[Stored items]
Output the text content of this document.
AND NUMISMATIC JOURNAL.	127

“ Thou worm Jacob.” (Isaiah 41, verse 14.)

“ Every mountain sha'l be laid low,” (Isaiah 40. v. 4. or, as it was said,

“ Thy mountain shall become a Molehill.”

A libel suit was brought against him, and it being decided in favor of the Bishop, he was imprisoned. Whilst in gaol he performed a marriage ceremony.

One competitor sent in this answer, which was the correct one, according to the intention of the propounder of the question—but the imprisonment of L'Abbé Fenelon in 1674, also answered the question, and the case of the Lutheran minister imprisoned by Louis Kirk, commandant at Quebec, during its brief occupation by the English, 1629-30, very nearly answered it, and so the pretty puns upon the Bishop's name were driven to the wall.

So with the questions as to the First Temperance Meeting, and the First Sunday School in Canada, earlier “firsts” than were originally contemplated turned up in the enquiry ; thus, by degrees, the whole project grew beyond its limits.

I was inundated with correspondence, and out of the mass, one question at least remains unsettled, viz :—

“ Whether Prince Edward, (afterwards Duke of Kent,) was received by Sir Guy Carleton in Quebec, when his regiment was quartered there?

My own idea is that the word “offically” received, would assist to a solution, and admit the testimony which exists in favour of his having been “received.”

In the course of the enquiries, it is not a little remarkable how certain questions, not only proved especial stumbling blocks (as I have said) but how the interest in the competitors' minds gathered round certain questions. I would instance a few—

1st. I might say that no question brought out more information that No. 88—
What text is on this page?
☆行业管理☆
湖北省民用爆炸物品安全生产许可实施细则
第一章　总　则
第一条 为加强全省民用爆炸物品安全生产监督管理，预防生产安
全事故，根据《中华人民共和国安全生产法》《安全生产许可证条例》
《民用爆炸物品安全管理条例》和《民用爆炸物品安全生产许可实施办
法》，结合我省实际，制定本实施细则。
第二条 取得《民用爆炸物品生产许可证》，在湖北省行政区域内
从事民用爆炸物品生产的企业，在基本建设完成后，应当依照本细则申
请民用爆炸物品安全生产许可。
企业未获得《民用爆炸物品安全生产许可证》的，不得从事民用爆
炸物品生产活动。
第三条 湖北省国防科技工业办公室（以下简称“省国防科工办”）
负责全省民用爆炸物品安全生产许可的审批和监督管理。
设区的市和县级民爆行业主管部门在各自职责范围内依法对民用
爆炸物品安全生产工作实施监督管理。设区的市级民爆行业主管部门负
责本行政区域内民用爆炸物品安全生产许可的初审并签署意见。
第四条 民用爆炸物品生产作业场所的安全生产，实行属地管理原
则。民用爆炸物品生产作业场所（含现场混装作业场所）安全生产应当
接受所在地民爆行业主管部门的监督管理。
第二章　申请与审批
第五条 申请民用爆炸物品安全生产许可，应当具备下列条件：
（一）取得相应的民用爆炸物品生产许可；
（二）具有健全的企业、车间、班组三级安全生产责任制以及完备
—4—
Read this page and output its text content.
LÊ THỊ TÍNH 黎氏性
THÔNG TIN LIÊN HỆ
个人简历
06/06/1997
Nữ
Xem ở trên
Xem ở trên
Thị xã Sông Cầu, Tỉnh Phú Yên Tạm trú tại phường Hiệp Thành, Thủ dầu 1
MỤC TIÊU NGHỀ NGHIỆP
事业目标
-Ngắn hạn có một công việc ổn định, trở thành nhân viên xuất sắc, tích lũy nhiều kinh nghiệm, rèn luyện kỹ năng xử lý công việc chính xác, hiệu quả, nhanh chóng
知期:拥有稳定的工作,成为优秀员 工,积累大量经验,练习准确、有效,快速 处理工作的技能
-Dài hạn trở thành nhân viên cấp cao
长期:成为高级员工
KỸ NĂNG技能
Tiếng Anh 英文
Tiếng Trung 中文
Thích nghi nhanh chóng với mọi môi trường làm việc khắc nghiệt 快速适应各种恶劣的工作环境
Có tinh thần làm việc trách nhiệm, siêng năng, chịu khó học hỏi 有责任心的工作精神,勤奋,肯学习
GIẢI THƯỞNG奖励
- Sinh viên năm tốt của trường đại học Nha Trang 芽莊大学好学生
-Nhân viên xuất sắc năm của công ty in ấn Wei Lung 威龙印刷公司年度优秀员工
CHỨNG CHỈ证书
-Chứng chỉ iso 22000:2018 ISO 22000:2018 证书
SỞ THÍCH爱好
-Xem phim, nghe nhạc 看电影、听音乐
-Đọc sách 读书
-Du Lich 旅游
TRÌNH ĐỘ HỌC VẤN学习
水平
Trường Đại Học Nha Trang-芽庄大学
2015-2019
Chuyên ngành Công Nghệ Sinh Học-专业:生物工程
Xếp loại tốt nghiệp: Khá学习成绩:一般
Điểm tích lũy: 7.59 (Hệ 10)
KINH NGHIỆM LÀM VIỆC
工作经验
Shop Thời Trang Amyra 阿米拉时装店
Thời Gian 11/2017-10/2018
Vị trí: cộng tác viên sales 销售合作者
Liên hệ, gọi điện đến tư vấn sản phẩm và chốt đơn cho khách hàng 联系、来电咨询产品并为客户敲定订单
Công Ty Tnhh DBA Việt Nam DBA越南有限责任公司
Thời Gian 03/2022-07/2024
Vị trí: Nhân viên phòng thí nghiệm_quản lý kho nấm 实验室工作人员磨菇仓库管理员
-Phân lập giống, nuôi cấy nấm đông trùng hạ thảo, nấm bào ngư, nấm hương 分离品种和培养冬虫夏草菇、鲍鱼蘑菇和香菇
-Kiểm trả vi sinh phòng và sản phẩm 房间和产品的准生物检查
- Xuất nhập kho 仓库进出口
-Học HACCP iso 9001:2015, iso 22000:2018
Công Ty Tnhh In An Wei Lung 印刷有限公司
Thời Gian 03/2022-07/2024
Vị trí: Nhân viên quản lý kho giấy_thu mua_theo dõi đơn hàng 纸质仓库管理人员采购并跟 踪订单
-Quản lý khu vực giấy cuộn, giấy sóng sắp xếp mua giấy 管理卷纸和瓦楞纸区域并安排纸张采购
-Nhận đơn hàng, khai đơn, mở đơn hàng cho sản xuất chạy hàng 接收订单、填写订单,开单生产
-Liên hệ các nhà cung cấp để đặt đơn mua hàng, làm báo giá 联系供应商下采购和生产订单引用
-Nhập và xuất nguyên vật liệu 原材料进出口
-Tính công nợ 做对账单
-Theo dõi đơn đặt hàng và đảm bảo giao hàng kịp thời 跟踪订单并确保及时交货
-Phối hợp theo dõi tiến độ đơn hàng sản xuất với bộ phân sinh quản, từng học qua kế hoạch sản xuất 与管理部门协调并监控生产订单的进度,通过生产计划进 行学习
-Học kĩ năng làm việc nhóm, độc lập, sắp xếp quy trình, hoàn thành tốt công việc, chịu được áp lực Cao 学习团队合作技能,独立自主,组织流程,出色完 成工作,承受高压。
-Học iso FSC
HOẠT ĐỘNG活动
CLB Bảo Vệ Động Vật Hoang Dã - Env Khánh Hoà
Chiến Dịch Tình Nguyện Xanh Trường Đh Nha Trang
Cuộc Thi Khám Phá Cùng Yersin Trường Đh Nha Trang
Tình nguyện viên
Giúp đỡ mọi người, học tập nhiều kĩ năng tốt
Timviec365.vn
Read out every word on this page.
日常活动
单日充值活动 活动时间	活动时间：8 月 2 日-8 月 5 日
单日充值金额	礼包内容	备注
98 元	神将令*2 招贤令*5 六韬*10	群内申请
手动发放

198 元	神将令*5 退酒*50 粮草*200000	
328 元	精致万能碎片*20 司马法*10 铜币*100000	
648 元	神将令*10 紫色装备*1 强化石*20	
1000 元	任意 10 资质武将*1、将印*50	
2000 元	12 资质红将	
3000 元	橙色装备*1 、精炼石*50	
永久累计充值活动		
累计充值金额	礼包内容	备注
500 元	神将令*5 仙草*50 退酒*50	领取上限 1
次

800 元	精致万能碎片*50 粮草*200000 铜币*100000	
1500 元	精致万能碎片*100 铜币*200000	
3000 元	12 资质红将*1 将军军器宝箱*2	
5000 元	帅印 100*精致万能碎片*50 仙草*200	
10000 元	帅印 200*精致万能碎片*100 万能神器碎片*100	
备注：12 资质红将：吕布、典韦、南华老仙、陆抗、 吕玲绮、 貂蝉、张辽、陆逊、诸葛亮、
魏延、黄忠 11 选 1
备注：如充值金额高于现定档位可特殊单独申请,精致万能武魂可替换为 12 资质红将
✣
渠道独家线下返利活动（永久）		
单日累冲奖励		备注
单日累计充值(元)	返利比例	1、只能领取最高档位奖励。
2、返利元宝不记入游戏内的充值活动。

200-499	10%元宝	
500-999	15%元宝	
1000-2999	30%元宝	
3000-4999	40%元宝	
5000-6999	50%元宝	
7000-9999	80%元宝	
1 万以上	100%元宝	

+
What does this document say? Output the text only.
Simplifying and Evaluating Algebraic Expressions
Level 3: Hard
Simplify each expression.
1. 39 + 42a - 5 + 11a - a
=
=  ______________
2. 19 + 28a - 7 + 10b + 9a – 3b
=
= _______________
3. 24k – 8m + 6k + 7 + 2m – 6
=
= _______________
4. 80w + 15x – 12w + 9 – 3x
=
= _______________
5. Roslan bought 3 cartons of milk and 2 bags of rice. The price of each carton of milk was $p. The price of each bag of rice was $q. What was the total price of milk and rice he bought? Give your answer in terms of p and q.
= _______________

Problem:
Copy every line above in which the string "word" shows up.

Result of this task:
My own idea is that the word “offically” received, would assist to a solution, and admit the testimony which exists in favour of his having been “received.”
Read out every word on this page.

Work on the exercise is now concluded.